50 Jahre Bundesliga: Die Saison 1993/1994

Ein rundes Jubiläum steht für Europas erfolgreichste Liga kurz bevor. Pünktlich dazu startet DFB.de eine neue Serie. In "Eine Erfolgsgeschichte: 50 Jahre Bundesliga" fasst der Autor und Historiker Udo Muras noch einmal alle bisherigen Spielzeiten der deutschen Eliteklasse zusammen. Heute: die Saison 1993/1994.

Der Ball lag auf einem Weizenbier-Glas. Unmöglich, ihn zu treffen, ohne dass das Glas umkippt, geschweige denn dass er ins untere Loch der zehn Meter entfernten ZDF-Torwand hüpft. Oder doch? Wenn es einer kann, dann der Kaiser. Und Franz Beckenbauer wurde am Abend des 7. Mai 1994 seinem Ruf als Alleskönner in Sachen Fußball gerecht. Der erste Torwandschuss mit Handicap war ein Treffer, das Publikum johlte.

Von wegen "Bye, bye Bayern"

Krönender Abschluss einer Saison, die im Zeichen der Bayern stand. Nach der Vorrunde waren sie Zweiter, nur Zweiter hinter Herbstmeister Eintracht Frankfurt, die einen Startrekord von 20:2 Punkten aufgestellt hatte. Im Überschwang der Hochgefühle rief Eintracht-Trainer Klaus Toppmöller bereits im Herbst "Bye, Bye Bayern" und ließ einen Steinadler in der Kabine steigen.

Als es nach 20 Spielen in die Winterpause gingen, waren die Bayern nur noch Dritter und aus beiden Pokalwettbewerben ausgeschieden. Die Spieler meuterten, Uli Hoeneß und der Vorstand veranlassten Erich Ribbeck im Weihnachtsurlaub zum Rücktritt. Es übernahm der Vizepräsident. Das war kein Geringerer als Franz Beckenbauer, der die in hellen Scharen zum Dienstantritt erschienen Reporter gleich mal verblüffte: "Es ist mir selbst ein vollkommenes Rätsel, warum ich mir diesen Job antue."

Ein Fall für den Kaiser

Nach dem verpatzten Auftakt gegen Stuttgart (1:3 in München) dürften die Selbstzweifel nicht geringer geworden sein, nun waren die Bayern schon Fünfter. In den Chroniken der Liga fand sich kein Präzedenzfall, dass ein Fünfter nach 20 Spielen noch Meister wurde. Ein Fall für den Kaiser. Sein verlängerter Arm auf dem Platz, Lothar Matthäus, führte die nur unwesentlich verstärkte Mannschaft tatsächlich zum Titel. Das spannendste Finale aller Zeiten war es nicht, das kurioseste schon. Alles wegen eines Tores, das keines war. Wembley lag plötzlich in München. Warum?

DATENAUSZUG:
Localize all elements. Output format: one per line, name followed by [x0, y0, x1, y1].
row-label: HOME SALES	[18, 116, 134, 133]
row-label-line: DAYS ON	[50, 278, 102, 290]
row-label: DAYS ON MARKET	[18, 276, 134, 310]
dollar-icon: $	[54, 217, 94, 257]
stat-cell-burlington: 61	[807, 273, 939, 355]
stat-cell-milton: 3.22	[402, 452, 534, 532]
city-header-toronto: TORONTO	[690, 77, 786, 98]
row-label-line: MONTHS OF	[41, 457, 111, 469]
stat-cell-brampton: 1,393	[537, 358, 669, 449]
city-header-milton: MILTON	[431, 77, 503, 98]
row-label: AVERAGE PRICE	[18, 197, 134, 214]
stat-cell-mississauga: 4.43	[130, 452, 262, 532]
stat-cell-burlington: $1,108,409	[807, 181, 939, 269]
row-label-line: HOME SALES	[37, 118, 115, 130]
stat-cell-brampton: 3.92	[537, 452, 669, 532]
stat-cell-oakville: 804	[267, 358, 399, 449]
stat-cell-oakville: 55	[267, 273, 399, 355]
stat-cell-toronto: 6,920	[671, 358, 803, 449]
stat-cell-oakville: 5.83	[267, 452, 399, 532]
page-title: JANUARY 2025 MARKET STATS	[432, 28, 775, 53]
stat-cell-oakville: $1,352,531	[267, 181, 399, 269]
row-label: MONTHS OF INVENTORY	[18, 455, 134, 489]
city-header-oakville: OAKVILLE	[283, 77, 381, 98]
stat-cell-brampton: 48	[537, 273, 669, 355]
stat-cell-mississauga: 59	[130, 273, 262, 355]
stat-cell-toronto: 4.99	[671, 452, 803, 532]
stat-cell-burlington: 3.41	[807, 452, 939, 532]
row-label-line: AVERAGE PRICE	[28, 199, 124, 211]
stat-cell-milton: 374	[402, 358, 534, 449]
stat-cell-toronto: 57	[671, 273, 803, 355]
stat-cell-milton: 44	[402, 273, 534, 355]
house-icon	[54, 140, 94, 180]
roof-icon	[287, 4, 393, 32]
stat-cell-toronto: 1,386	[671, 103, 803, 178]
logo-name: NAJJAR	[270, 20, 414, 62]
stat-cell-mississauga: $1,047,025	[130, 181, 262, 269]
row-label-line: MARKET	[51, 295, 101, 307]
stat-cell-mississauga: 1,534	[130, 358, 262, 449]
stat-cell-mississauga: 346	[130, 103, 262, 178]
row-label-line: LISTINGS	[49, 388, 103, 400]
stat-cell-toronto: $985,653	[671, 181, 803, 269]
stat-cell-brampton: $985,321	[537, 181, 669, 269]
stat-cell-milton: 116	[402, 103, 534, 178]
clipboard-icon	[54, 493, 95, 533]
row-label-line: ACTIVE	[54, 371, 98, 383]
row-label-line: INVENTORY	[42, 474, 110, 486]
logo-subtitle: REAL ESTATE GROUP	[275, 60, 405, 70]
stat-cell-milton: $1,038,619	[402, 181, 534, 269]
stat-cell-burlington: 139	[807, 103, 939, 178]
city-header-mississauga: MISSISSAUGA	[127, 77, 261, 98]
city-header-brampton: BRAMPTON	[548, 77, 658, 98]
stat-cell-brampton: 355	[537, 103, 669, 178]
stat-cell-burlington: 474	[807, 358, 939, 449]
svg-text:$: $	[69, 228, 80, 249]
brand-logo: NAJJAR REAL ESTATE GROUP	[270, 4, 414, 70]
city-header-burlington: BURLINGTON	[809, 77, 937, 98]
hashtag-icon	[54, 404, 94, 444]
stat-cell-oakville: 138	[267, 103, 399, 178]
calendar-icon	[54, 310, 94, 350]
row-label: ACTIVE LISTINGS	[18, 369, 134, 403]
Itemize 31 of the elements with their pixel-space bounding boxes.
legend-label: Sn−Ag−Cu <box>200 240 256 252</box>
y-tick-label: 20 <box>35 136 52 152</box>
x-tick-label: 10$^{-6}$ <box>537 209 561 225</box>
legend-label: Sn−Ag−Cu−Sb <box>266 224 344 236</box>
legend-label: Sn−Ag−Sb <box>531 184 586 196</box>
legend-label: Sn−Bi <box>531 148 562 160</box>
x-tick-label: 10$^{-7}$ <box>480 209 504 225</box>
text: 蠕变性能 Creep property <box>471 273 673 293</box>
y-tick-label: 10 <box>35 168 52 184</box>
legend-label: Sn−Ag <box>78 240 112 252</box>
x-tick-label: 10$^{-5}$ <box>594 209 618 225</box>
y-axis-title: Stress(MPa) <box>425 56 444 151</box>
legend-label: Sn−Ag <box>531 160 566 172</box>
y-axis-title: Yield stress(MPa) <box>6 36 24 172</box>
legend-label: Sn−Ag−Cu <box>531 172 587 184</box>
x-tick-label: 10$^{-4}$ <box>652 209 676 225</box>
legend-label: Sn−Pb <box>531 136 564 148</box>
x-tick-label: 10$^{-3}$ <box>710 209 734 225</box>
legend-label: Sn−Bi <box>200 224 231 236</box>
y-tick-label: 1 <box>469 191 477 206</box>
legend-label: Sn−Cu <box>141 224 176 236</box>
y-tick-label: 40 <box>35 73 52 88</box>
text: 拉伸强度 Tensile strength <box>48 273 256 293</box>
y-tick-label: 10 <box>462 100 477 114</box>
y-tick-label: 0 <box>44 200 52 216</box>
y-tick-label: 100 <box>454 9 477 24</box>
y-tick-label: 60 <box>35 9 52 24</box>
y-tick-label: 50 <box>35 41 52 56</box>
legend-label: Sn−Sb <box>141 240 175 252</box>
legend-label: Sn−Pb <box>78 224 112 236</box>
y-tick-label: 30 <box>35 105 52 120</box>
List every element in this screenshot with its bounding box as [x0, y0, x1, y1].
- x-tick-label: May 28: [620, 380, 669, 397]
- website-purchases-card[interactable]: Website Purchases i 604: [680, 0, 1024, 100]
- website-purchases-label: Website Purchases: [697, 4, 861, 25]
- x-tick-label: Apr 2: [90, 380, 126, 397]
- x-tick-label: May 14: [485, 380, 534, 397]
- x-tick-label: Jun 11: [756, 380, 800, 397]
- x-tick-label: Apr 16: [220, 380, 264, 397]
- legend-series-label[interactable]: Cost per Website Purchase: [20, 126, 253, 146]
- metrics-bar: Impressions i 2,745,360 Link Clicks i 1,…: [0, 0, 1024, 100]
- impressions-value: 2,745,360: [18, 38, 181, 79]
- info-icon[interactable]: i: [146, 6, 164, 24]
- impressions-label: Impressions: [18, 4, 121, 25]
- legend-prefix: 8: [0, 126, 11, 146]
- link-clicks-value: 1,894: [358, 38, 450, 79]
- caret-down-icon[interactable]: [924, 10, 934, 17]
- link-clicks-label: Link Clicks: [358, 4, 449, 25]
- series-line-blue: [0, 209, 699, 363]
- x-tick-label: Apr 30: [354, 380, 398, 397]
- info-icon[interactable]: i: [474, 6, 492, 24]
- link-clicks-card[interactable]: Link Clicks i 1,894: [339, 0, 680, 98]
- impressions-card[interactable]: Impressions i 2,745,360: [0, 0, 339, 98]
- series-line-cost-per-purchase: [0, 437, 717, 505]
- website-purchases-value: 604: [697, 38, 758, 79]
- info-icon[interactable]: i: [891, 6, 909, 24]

ZU LÖSENDE AUFGABEN:
**a.** Können Sie aus dem Text über die Bundesliga-Saison 1993/1994 die Passage von „Nach dem verpatzten“ bis einschließlich „in München. Warum?“ wortgetreu niederschreiben?
**b.** Wie lautet der Satz „In den Chroniken der Liga fand sich kein Präzedenzfall, dass ein Fünfter nach 20 Spielen noch Meister wurde.“ aus dem Text über die Bundesliga-Saison 1993/1994 auf Englisch?
**c.** Wie geht der Text über die Bundesliga-Saison 1993/1994 nach seinem letzten Satz weiter? Führen Sie ihn fort.
Die Daten stehen für sich und gehören nicht zum Text über die Bundesliga-Saison 1993/1994.

LÖSUNGEN:
**a.**
Nach dem verpatzten Auftakt gegen Stuttgart (1:3 in München) dürften die Selbstzweifel nicht geringer geworden sein, nun waren die Bayern schon Fünfter. In den Chroniken der Liga fand sich kein Präzedenzfall, dass ein Fünfter nach 20 Spielen noch Meister wurde. Ein Fall für den Kaiser. Sein verlängerter Arm auf dem Platz, Lothar Matthäus, führte die nur unwesentlich verstärkte Mannschaft tatsächlich zum Titel. Das spannendste Finale aller Zeiten war es nicht, das kurioseste schon. Alles wegen eines Tores, das keines war. Wembley lag plötzlich in München. Warum?

**b.** The league's records held no precedent for a team in fifth place after 20 matches still going on to become champion.

**c.**
Schiedsrichter Manfred Osmers entschied am 23. April, am 32. Spieltag, nach Thomas Helmers Gestocher nach dem Ball auf Wink seines Assistenten Jörg Jablonski auf Tor, für Bayern und gegen Nürnberg. Was half es, dass der Ball hinter das Tor gerollt war, dass die Nürnberger protestierten und dass TV-Kommentator Fritz von Thurn und Taxis ins Mikrofon rief: "Das ist eine furchtbare Fehlentscheidung"? Nichts. Tatsachenentscheidung.

Aber eine dermaßen falsche, dass sie keinen Bestand haben konnte. Bayerns 2:1-Heimsieg wurde annulliert, Nürnbergs Protest anerkannt. Ein Präzedenzfall war geschaffen, die Rüge der FIFA folgte prompt. Aber der DFB blieb hart. Hätte übrigens Manfred Schwabl seinen Elfmeter verwandelt, hätte es den Fall nicht gegeben, ein Punkt bei Bayern hätte dem Abstiegskandidat natürlich gereicht.

Tiefer Sturz der Eintracht

So aber kam es am 3. Mai zur Neuansetzung, die viele Gewinner hatte. Das Stadion war ausverkauft, Sat.1 übertrug live, die Kassen klingelten. Bayern gab seinen Anteil an den TV-Einnahmen an die Bewohner einer im Bürgerkrieg zerstörten bosnischen Stadt - und gewann mit 5:0. So ging der FCB mit einem Punkt Vorsprung ins letzte Spiel. Das entschieden die "Kaiserlichen" gegen Schalke 04 mit 2:0 für sich, Verfolger Kaiserslautern blieb das Nachsehen.

So holte der Rekordmeister 1994 den Titel, scheinbar nichts Ungewöhnliches. Dem Tabellenbild sah man die Turbulenzen der Saison nicht an. Sie war ausgeglichener denn je, nach dem 22. Spieltag trennten die ersten Neun nur vier Punkte, damals zwei Siege. Die halbe Liga durfte 1993/1994 vom Titel träumen, jedenfalls nach dem Einbruch der Frankfurter, die den tiefsten Herbstmeister-Sturz (von Platz eins auf fünf überhaupt hinlegten.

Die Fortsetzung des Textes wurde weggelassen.